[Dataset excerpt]
>>

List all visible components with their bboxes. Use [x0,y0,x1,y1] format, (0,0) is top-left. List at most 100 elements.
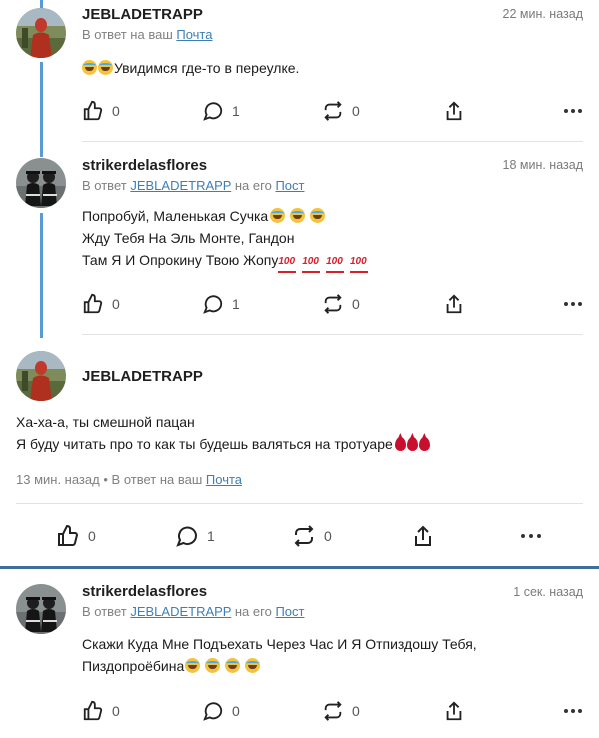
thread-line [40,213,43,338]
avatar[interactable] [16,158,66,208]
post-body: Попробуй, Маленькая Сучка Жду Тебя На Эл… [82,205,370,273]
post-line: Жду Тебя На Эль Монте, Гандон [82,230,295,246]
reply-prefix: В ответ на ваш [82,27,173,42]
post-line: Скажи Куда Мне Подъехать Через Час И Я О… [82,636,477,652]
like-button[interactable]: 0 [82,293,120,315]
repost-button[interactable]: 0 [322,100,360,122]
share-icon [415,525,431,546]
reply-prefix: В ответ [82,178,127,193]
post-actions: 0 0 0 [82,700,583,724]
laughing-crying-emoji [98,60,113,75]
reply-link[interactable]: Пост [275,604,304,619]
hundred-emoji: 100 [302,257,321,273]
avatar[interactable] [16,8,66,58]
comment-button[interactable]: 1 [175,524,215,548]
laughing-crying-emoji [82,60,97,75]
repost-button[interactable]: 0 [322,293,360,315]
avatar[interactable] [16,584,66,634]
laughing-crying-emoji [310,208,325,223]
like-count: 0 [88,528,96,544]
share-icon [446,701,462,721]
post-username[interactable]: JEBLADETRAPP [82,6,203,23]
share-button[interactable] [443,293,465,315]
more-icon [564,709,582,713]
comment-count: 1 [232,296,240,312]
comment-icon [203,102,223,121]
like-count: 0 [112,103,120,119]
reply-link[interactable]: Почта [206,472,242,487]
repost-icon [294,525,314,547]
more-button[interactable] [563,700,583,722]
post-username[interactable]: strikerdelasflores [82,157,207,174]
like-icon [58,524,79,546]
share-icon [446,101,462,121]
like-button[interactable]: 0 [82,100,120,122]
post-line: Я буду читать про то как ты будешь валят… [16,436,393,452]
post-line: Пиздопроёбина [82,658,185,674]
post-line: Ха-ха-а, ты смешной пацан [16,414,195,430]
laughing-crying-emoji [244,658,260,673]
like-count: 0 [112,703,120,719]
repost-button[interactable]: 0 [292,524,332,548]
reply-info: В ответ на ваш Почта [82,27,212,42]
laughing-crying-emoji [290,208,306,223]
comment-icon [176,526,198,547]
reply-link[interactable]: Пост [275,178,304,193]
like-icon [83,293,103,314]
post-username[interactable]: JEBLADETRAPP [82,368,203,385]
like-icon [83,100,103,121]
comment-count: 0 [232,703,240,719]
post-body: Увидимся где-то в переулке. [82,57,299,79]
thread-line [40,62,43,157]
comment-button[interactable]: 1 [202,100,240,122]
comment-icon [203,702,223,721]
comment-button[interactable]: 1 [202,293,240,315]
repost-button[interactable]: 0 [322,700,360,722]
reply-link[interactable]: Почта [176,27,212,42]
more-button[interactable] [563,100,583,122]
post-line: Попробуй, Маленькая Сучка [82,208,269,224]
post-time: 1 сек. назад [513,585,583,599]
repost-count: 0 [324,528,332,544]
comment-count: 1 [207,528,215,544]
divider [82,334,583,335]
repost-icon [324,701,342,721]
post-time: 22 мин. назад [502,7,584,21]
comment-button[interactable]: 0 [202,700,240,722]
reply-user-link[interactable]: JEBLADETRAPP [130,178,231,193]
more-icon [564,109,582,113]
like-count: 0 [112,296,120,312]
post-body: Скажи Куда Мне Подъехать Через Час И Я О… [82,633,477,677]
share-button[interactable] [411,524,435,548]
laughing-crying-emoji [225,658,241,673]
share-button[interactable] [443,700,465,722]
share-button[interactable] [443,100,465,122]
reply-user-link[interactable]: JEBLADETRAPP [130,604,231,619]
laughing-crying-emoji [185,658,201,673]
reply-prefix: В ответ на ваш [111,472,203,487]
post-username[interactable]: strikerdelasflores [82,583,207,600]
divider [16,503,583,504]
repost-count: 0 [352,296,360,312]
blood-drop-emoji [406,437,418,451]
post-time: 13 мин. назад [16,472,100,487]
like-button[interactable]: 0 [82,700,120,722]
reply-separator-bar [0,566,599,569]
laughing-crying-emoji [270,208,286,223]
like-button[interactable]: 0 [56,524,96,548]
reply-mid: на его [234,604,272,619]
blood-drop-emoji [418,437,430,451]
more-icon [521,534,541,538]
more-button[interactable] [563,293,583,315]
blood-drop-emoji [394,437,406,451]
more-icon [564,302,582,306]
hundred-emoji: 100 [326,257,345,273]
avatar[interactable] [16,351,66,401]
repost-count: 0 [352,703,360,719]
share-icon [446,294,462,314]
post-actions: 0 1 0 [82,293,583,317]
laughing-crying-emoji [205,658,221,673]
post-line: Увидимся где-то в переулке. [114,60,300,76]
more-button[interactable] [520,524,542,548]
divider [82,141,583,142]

<<

[TASK DIRECTIONS]
Copy out the listing above, from the line containing "thread-line [40,213,43,338]" down to the line containing "like-icon [58,524,79,546]", both included, character for character.

[EXERCISE RESPONSE]
thread-line [40,213,43,338]
avatar[interactable] [16,158,66,208]
post-body: Попробуй, Маленькая Сучка Жду Тебя На Эл… [82,205,370,273]
post-line: Жду Тебя На Эль Монте, Гандон [82,230,295,246]
reply-prefix: В ответ на ваш [82,27,173,42]
post-line: Скажи Куда Мне Подъехать Через Час И Я О… [82,636,477,652]
like-button[interactable]: 0 [82,293,120,315]
repost-button[interactable]: 0 [322,100,360,122]
share-icon [415,525,431,546]
reply-prefix: В ответ [82,178,127,193]
post-actions: 0 0 0 [82,700,583,724]
laughing-crying-emoji [98,60,113,75]
reply-link[interactable]: Пост [275,604,304,619]
hundred-emoji: 100 [302,257,321,273]
avatar[interactable] [16,8,66,58]
comment-button[interactable]: 1 [175,524,215,548]
laughing-crying-emoji [82,60,97,75]
repost-button[interactable]: 0 [322,293,360,315]
avatar[interactable] [16,584,66,634]
laughing-crying-emoji [310,208,325,223]
like-count: 0 [88,528,96,544]
share-icon [446,701,462,721]
post-username[interactable]: JEBLADETRAPP [82,6,203,23]
share-button[interactable] [443,293,465,315]
more-icon [564,709,582,713]
comment-count: 1 [232,296,240,312]
comment-icon [203,102,223,121]
like-count: 0 [112,103,120,119]
reply-link[interactable]: Почта [206,472,242,487]
repost-icon [294,525,314,547]
more-button[interactable] [563,700,583,722]
post-username[interactable]: strikerdelasflores [82,157,207,174]
like-icon [58,524,79,546]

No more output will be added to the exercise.